### Problem to solve:
From the listing below, extract every line containing "period".

### Supplied records:
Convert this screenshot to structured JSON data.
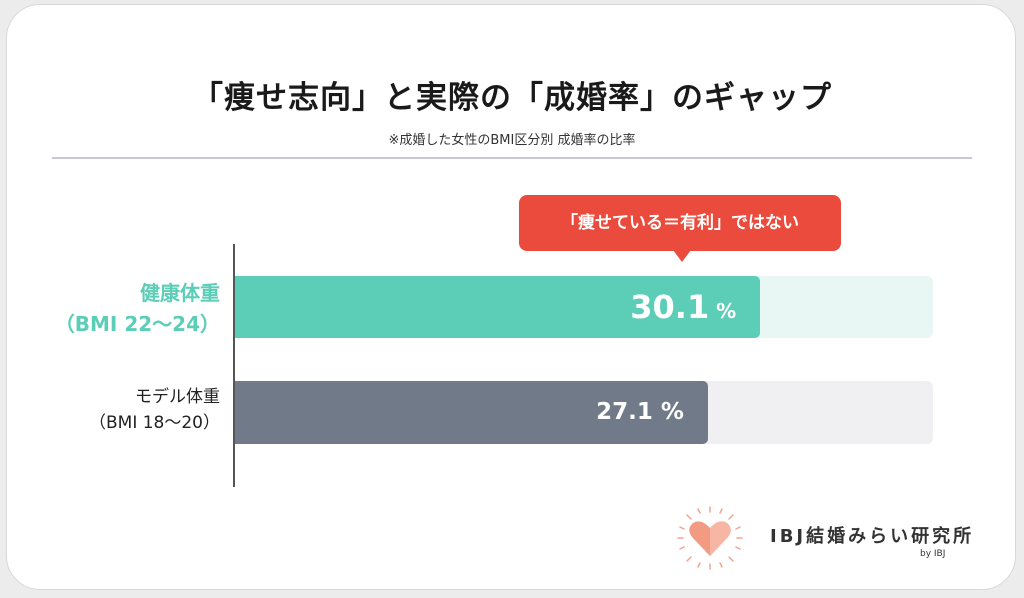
{
  "title": "「痩せ志向」と実際の「成婚率」のギャップ",
  "subtitle": "※成婚した女性のBMI区分別 成婚率の比率",
  "callout": "「痩せている＝有利」ではない",
  "colors": {
    "accent_green": "#5ccdb6",
    "track_green": "#e8f7f4",
    "bar_gray": "#707a88",
    "track_gray": "#f0f0f2",
    "callout_red": "#ea4b3c"
  },
  "chart_data": {
    "type": "bar",
    "orientation": "horizontal",
    "categories": [
      {
        "line1": "健康体重",
        "line2": "（BMI 22〜24）"
      },
      {
        "line1": "モデル体重",
        "line2": "（BMI 18〜20）"
      }
    ],
    "values": [
      30.1,
      27.1
    ],
    "value_labels": [
      "30.1",
      "27.1"
    ],
    "unit": "%",
    "ylim": [
      0,
      40
    ]
  },
  "logo": {
    "text": "IBJ結婚みらい研究所",
    "by": "by IBJ"
  }
}
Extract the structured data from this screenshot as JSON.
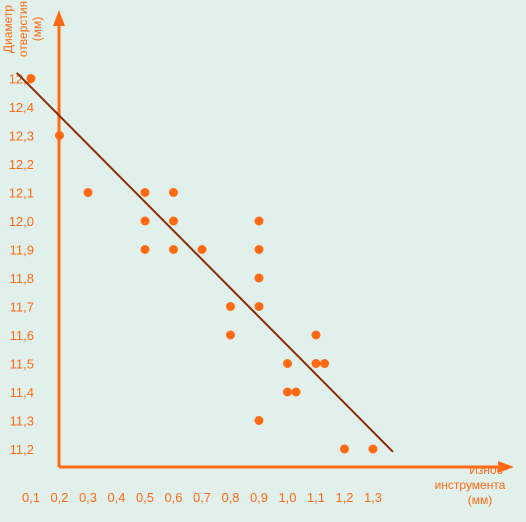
{
  "colors": {
    "background": "#e2f0ec",
    "axis": "#ff6a13",
    "points": "#ff6a13",
    "tick_text": "#ff6a13",
    "fit_line": "#8b2c05"
  },
  "chart_data": {
    "type": "scatter",
    "ylabel": "Диаметр отверстия (мм)",
    "ylabel_lines": [
      "Диаметр",
      "отверстия",
      "(мм)"
    ],
    "xlabel": "Износ инструмента (мм)",
    "xlabel_lines": [
      "Износ",
      "инструмента",
      "(мм)"
    ],
    "xlim": [
      0,
      1.4
    ],
    "ylim": [
      11.15,
      12.6
    ],
    "x_ticks": [
      "0,1",
      "0,2",
      "0,3",
      "0,4",
      "0,5",
      "0,6",
      "0,7",
      "0,8",
      "0,9",
      "1,0",
      "1,1",
      "1,2",
      "1,3"
    ],
    "y_ticks": [
      "11,2",
      "11,3",
      "11,4",
      "11,5",
      "11,6",
      "11,7",
      "11,8",
      "11,9",
      "12,0",
      "12,1",
      "12,2",
      "12,3",
      "12,4",
      "12,5"
    ],
    "grid": false,
    "points": [
      {
        "x": 0.1,
        "y": 12.5
      },
      {
        "x": 0.2,
        "y": 12.3
      },
      {
        "x": 0.3,
        "y": 12.1
      },
      {
        "x": 0.5,
        "y": 12.1
      },
      {
        "x": 0.5,
        "y": 12.0
      },
      {
        "x": 0.5,
        "y": 11.9
      },
      {
        "x": 0.6,
        "y": 12.1
      },
      {
        "x": 0.6,
        "y": 12.0
      },
      {
        "x": 0.6,
        "y": 11.9
      },
      {
        "x": 0.7,
        "y": 11.9
      },
      {
        "x": 0.8,
        "y": 11.7
      },
      {
        "x": 0.8,
        "y": 11.6
      },
      {
        "x": 0.9,
        "y": 12.0
      },
      {
        "x": 0.9,
        "y": 11.9
      },
      {
        "x": 0.9,
        "y": 11.8
      },
      {
        "x": 0.9,
        "y": 11.7
      },
      {
        "x": 0.9,
        "y": 11.3
      },
      {
        "x": 1.0,
        "y": 11.5
      },
      {
        "x": 1.0,
        "y": 11.4
      },
      {
        "x": 1.03,
        "y": 11.4
      },
      {
        "x": 1.1,
        "y": 11.6
      },
      {
        "x": 1.1,
        "y": 11.5
      },
      {
        "x": 1.13,
        "y": 11.5
      },
      {
        "x": 1.2,
        "y": 11.2
      },
      {
        "x": 1.3,
        "y": 11.2
      }
    ],
    "trend_line": {
      "x": [
        0.05,
        1.37
      ],
      "y": [
        12.52,
        11.19
      ]
    }
  }
}
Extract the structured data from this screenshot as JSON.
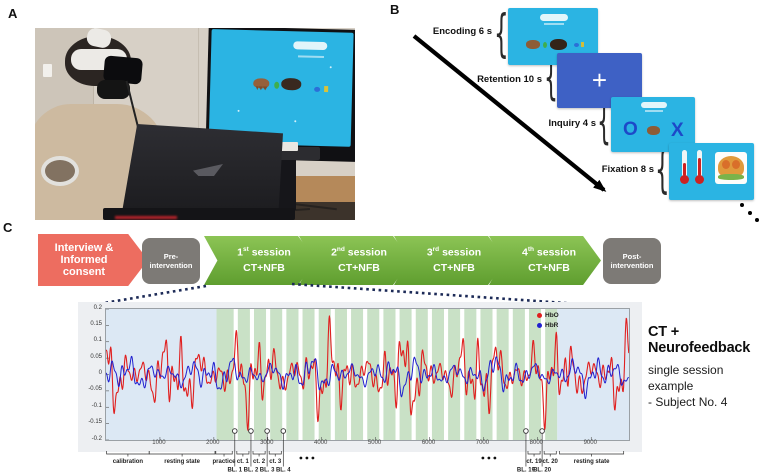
{
  "panels": {
    "a": {
      "label": "A"
    },
    "b": {
      "label": "B",
      "steps": [
        {
          "label": "Encoding 6 s"
        },
        {
          "label": "Retention 10 s"
        },
        {
          "label": "Inquiry 4 s"
        },
        {
          "label": "Fixation 8 s"
        }
      ]
    },
    "c": {
      "label": "C",
      "flow": {
        "start_lines": [
          "Interview &",
          "Informed",
          "consent"
        ],
        "pre_lines": [
          "Pre-",
          "intervention"
        ],
        "sessions": [
          {
            "ordinal": "1",
            "suffix": "st",
            "word": "session",
            "line2": "CT+NFB"
          },
          {
            "ordinal": "2",
            "suffix": "nd",
            "word": "session",
            "line2": "CT+NFB"
          },
          {
            "ordinal": "3",
            "suffix": "rd",
            "word": "session",
            "line2": "CT+NFB"
          },
          {
            "ordinal": "4",
            "suffix": "th",
            "word": "session",
            "line2": "CT+NFB"
          }
        ],
        "post_lines": [
          "Post-",
          "intervention"
        ]
      },
      "caption": {
        "title": "CT + Neurofeedback",
        "subtitle": "single session example",
        "subject": "- Subject No. 4"
      }
    }
  },
  "colors": {
    "screen_cyan": "#2bb4e3",
    "retention_blue": "#3e61c5",
    "flow_red": "#ed6d60",
    "flow_gray": "#7d7a76",
    "flow_green_light": "#8cc455",
    "flow_green_dark": "#5f9e2f",
    "dotted_navy": "#1c2a57"
  },
  "chart_data": {
    "type": "line",
    "title": "",
    "xlabel": "",
    "ylabel": "",
    "xlim": [
      0,
      9700
    ],
    "ylim": [
      -0.2,
      0.2
    ],
    "x_ticks": [
      1000,
      2000,
      3000,
      4000,
      5000,
      6000,
      7000,
      8000,
      9000
    ],
    "y_ticks": [
      "0.2",
      "0.15",
      "0.1",
      "0.05",
      "0",
      "-0.05",
      "-0.1",
      "-0.15",
      "-0.2"
    ],
    "grid": false,
    "legend_position": "top-right",
    "legend": [
      {
        "name": "HbO",
        "color": "#e01f1f"
      },
      {
        "name": "HbR",
        "color": "#2020cf"
      }
    ],
    "region_colors": {
      "rest": "#dce8f4",
      "task": "#c9e1c6",
      "baseline": "#ffffff"
    },
    "regions": {
      "rest_pre": {
        "t0": 0,
        "t1": 2050
      },
      "practice": {
        "t0": 2050,
        "t1": 2370
      },
      "blocks": {
        "count": 20,
        "start": 2370,
        "baseline_dur": 75,
        "task_dur": 225
      },
      "rest_post": {
        "t0": 8370,
        "t1": 9700
      }
    },
    "phases": [
      {
        "label": "calibration",
        "t0": 30,
        "t1": 820
      },
      {
        "label": "resting state",
        "t0": 820,
        "t1": 2040
      },
      {
        "label": "practice",
        "t0": 2055,
        "t1": 2360
      },
      {
        "label": "ct. 1",
        "t0": 2445,
        "t1": 2670
      },
      {
        "label": "ct. 2",
        "t0": 2745,
        "t1": 2970
      },
      {
        "label": "ct. 3",
        "t0": 3045,
        "t1": 3270
      },
      {
        "label": "ct. 19",
        "t0": 7845,
        "t1": 8070
      },
      {
        "label": "ct. 20",
        "t0": 8145,
        "t1": 8370
      },
      {
        "label": "resting state",
        "t0": 8430,
        "t1": 9620
      }
    ],
    "baseline_markers": [
      {
        "label": "BL. 1",
        "t": 2407
      },
      {
        "label": "BL. 2",
        "t": 2707
      },
      {
        "label": "BL. 3",
        "t": 3007
      },
      {
        "label": "BL. 4",
        "t": 3307
      },
      {
        "label": "BL. 19",
        "t": 7807
      },
      {
        "label": "BL. 20",
        "t": 8107
      }
    ],
    "ellipses_t": [
      3745,
      7120
    ],
    "series": [
      {
        "name": "HbO",
        "color": "#e01f1f",
        "width": 1.1,
        "base_amp": 0.075,
        "mod": {
          "depth": 0.55,
          "period": 1400,
          "phase": 2.0
        },
        "components": [
          {
            "amp": 0.55,
            "period": 345,
            "phase": 1.3
          },
          {
            "amp": 0.45,
            "period": 145,
            "phase": 4.1
          },
          {
            "amp": 0.35,
            "period": 610,
            "phase": 2.2
          },
          {
            "amp": 0.3,
            "period": 86,
            "phase": 0.7
          }
        ]
      },
      {
        "name": "HbR",
        "color": "#2020cf",
        "width": 1.0,
        "base_amp": 0.032,
        "mod": {
          "depth": 0.35,
          "period": 1750,
          "phase": 0.6
        },
        "components": [
          {
            "amp": 0.6,
            "period": 375,
            "phase": 0.2
          },
          {
            "amp": 0.5,
            "period": 170,
            "phase": 2.9
          },
          {
            "amp": 0.4,
            "period": 690,
            "phase": 5.0
          },
          {
            "amp": 0.3,
            "period": 95,
            "phase": 1.1
          }
        ]
      }
    ]
  }
}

### The answer:
          "period": 1400,
            "period": 345,
            "period": 145,
            "period": 610,
            "period": 86,
          "period": 1750,
            "period": 375,
            "period": 170,
            "period": 690,
            "period": 95,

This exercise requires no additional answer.